*Stored data*
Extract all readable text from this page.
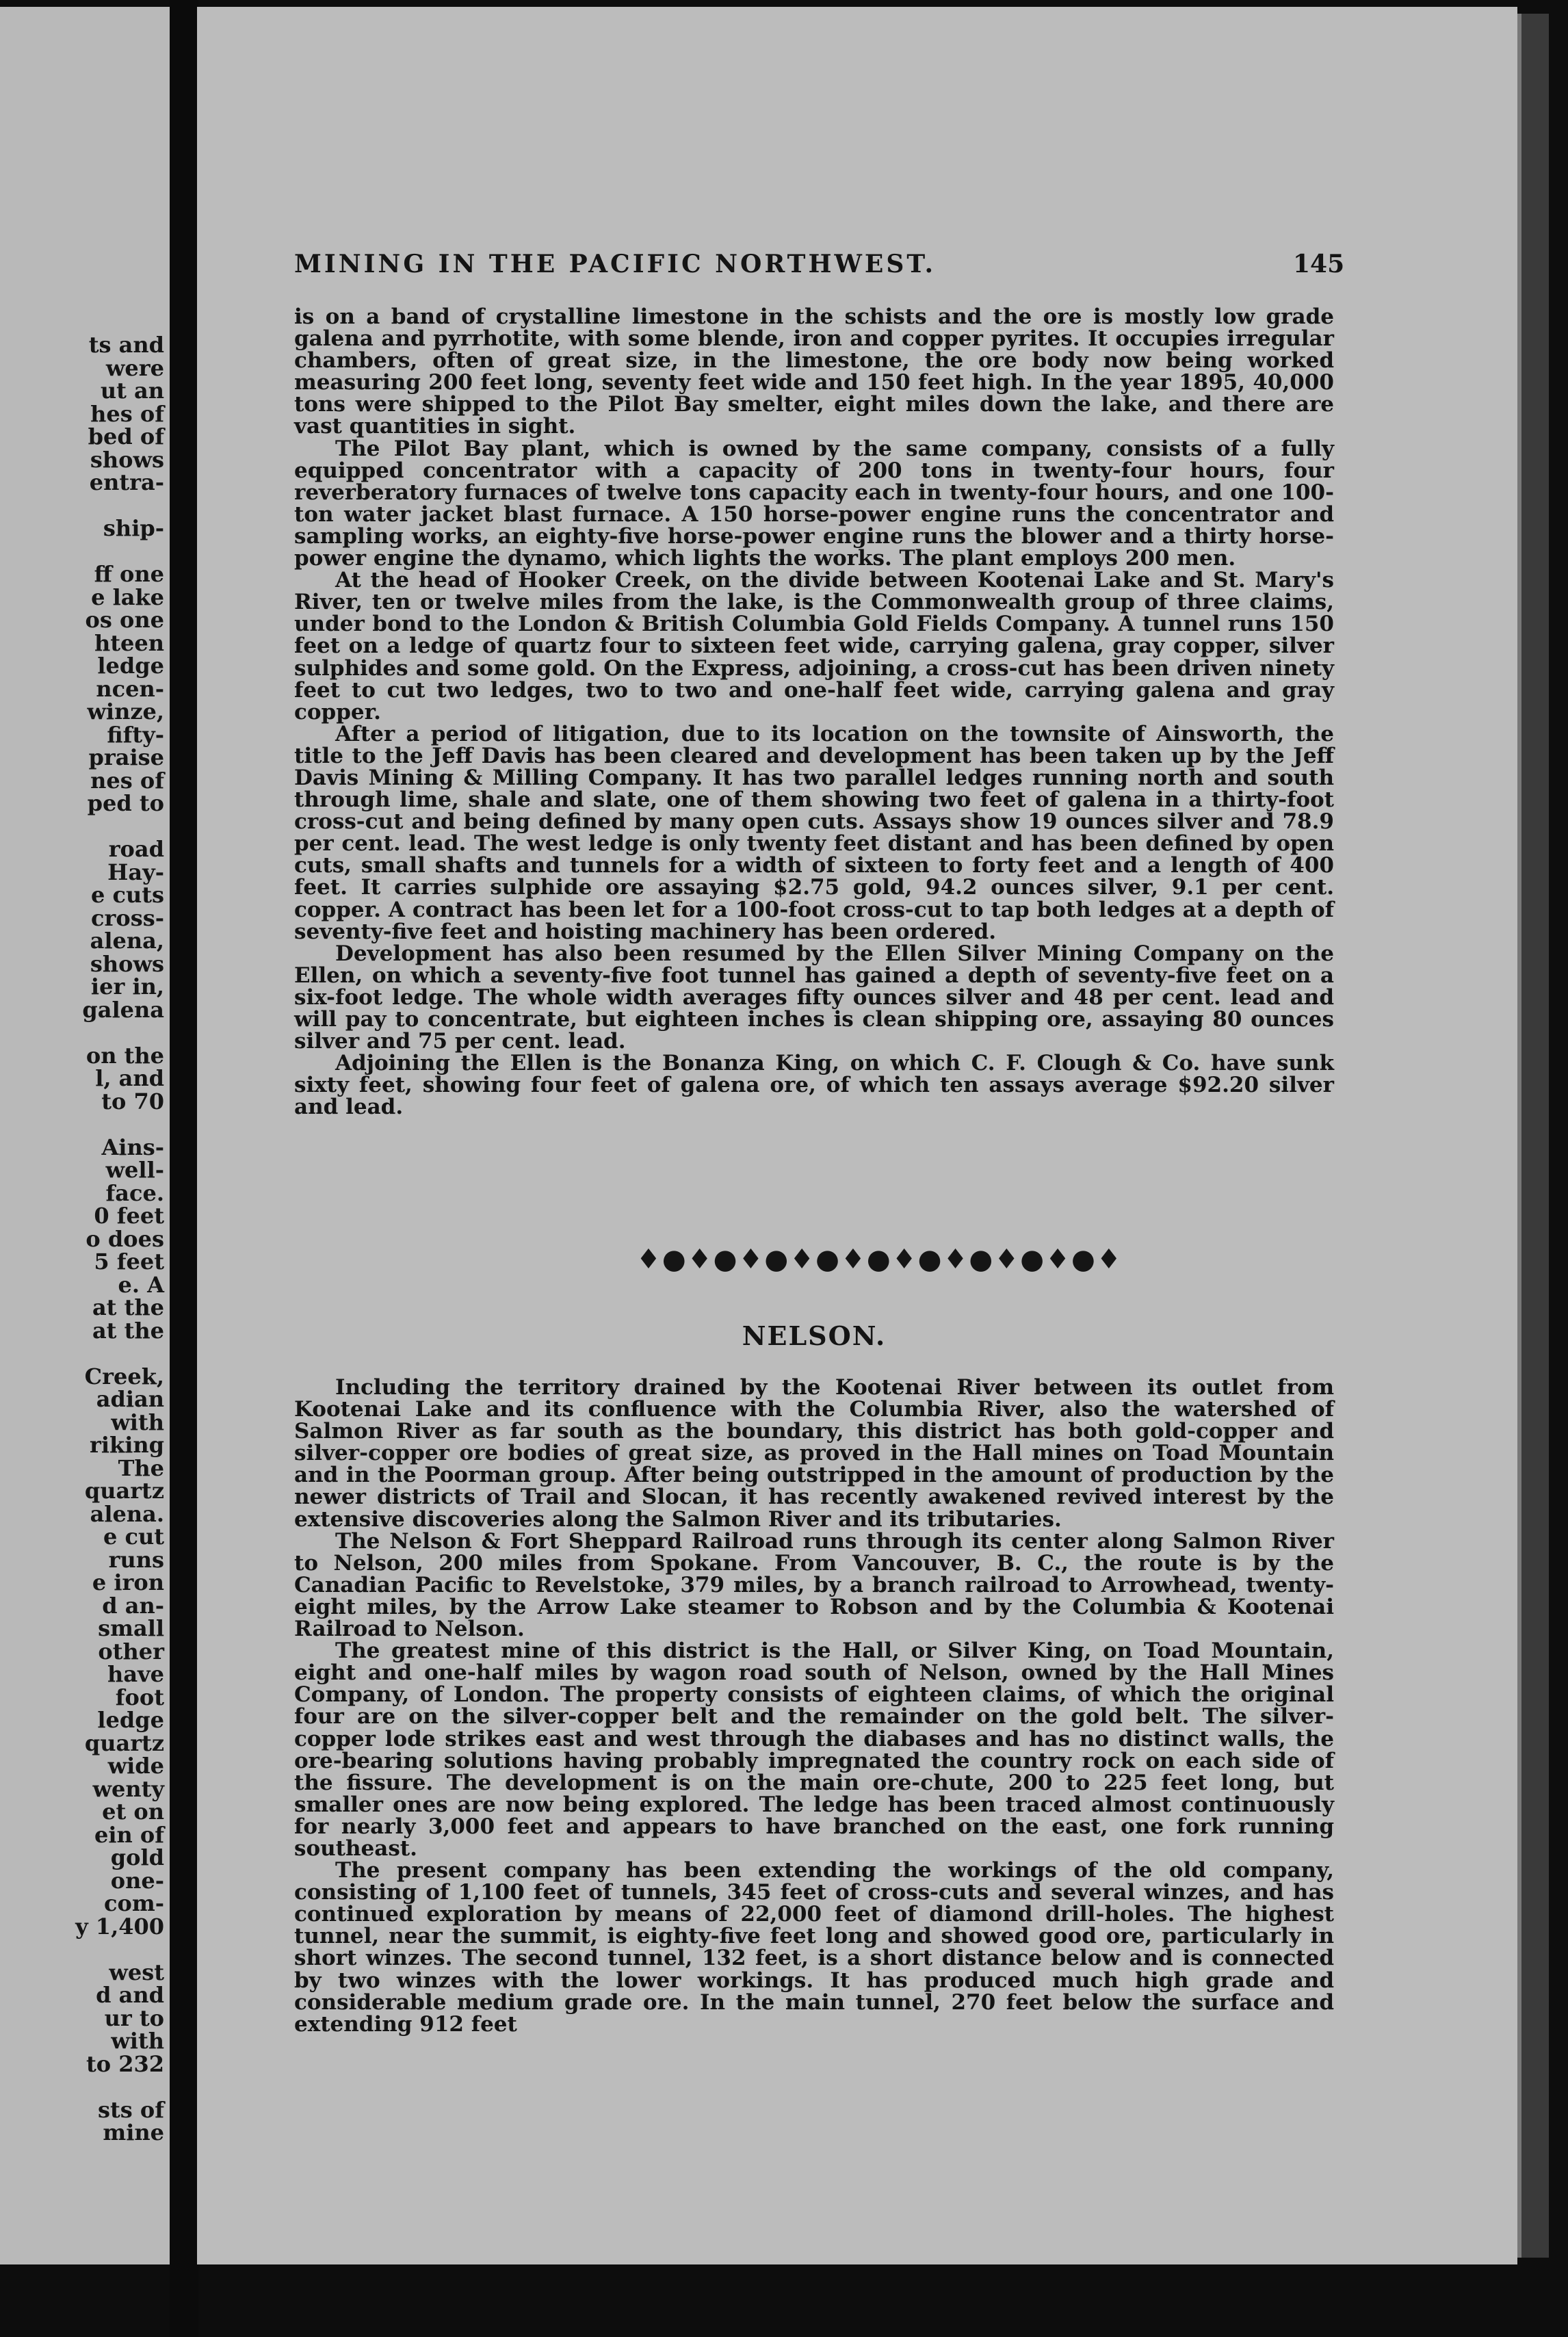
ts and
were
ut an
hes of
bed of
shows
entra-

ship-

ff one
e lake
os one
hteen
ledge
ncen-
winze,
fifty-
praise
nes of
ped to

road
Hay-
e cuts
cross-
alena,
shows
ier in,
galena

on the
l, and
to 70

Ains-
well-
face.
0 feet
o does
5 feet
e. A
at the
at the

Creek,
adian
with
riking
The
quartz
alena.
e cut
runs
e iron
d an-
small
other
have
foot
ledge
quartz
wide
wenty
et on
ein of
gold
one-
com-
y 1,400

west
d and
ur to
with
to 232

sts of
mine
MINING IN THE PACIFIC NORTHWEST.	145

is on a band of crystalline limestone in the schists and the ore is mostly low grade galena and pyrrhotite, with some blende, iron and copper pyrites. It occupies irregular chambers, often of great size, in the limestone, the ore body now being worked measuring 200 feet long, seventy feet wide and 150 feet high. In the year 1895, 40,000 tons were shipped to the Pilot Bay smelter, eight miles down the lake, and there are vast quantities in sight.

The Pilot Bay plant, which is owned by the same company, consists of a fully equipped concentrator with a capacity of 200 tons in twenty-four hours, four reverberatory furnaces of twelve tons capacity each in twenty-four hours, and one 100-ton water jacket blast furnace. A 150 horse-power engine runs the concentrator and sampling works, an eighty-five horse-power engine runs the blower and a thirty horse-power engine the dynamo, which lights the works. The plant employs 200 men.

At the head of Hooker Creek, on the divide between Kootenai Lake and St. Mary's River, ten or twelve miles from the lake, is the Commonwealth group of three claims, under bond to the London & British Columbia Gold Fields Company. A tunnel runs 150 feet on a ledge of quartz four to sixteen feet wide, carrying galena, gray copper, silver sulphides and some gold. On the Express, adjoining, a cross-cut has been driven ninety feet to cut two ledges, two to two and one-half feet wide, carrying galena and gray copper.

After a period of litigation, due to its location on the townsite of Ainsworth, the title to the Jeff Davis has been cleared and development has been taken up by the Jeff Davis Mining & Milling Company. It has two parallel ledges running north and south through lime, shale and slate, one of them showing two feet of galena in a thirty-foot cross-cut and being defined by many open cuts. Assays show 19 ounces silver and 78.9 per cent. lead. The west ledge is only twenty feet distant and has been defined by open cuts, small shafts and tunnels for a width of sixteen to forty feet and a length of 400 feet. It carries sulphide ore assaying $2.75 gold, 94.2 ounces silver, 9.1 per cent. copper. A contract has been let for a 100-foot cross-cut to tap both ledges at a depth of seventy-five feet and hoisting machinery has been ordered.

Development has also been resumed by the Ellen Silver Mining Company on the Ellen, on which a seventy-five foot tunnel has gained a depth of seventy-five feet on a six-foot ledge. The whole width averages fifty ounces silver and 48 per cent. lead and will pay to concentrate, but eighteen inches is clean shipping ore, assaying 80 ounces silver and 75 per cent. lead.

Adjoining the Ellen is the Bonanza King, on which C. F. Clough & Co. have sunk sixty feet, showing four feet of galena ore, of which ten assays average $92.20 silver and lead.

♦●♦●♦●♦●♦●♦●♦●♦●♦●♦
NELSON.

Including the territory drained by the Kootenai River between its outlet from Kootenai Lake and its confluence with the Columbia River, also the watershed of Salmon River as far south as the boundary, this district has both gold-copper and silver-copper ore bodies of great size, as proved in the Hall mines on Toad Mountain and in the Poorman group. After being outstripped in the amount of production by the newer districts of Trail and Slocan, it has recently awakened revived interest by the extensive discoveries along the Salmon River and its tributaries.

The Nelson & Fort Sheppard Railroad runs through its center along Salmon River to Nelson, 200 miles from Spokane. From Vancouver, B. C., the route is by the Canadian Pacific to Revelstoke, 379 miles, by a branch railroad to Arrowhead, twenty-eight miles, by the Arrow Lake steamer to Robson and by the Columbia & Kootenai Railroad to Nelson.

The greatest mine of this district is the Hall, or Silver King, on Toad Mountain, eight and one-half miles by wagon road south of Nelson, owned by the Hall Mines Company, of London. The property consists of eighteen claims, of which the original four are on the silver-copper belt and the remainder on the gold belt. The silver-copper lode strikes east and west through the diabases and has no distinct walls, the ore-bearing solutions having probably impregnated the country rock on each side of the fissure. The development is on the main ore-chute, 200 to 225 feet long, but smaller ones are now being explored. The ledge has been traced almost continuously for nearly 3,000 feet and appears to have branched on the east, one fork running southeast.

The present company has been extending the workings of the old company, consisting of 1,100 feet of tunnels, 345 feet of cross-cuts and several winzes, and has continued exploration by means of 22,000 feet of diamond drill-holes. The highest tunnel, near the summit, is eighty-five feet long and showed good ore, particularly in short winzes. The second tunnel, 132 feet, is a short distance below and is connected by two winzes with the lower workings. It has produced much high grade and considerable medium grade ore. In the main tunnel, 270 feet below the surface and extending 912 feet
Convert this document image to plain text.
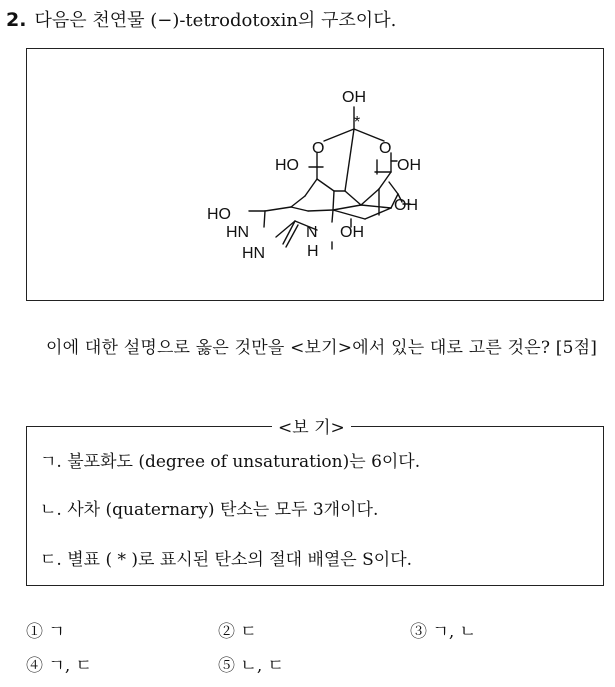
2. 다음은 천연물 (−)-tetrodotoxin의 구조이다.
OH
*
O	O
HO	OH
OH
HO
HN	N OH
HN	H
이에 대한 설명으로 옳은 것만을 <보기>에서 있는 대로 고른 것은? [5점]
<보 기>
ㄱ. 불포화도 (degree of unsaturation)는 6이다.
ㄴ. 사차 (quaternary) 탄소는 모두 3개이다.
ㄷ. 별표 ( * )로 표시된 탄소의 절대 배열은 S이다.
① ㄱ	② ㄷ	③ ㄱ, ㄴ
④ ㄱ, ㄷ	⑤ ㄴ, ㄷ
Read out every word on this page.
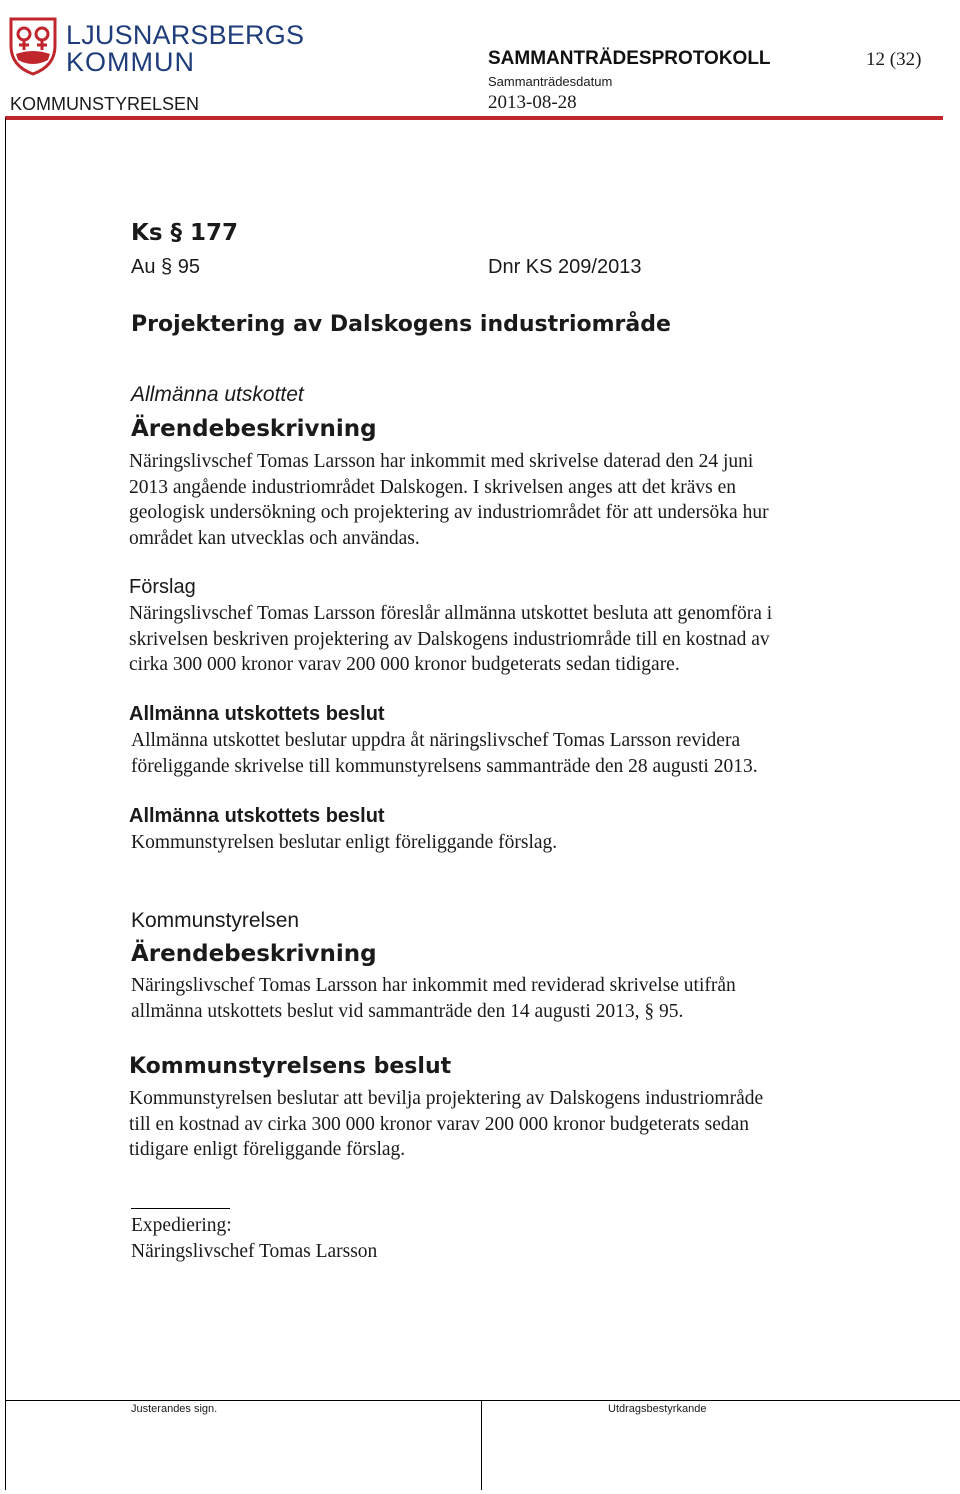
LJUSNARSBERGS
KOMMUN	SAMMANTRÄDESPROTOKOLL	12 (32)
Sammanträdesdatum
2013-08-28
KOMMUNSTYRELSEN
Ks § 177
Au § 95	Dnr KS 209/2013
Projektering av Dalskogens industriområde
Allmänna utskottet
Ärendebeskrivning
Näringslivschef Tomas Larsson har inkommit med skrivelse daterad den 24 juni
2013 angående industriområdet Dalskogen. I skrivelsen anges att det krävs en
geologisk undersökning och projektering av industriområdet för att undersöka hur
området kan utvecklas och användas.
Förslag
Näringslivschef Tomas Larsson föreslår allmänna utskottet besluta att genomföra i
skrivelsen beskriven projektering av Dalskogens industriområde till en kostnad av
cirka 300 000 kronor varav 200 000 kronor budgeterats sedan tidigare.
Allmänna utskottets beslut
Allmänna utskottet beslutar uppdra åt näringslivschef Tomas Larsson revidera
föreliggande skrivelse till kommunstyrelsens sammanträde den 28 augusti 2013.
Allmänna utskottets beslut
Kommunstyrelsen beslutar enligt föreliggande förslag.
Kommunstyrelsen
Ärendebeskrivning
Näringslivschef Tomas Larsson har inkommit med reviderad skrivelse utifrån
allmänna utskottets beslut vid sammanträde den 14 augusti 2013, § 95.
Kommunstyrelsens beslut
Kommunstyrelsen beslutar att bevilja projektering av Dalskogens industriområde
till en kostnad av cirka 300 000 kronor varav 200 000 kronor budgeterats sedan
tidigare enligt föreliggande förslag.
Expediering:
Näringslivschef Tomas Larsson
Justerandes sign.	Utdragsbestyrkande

*Action item*
Look for the string "owned" in the data above and return every line that has it.

*Exercise result*
The Pilot Bay plant, which is owned by the same company, consists of a fully equipped concentrator with a capacity of 200 tons in twenty-four hours, four reverberatory furnaces of twelve tons capacity each in twenty-four hours, and one 100-ton water jacket blast furnace. A 150 horse-power engine runs the concentrator and sampling works, an eighty-five horse-power engine runs the blower and a thirty horse-power engine the dynamo, which lights the works. The plant employs 200 men.
The greatest mine of this district is the Hall, or Silver King, on Toad Mountain, eight and one-half miles by wagon road south of Nelson, owned by the Hall Mines Company, of London. The property consists of eighteen claims, of which the original four are on the silver-copper belt and the remainder on the gold belt. The silver-copper lode strikes east and west through the diabases and has no distinct walls, the ore-bearing solutions having probably impregnated the country rock on each side of the fissure. The development is on the main ore-chute, 200 to 225 feet long, but smaller ones are now being explored. The ledge has been traced almost continuously for nearly 3,000 feet and appears to have branched on the east, one fork running southeast.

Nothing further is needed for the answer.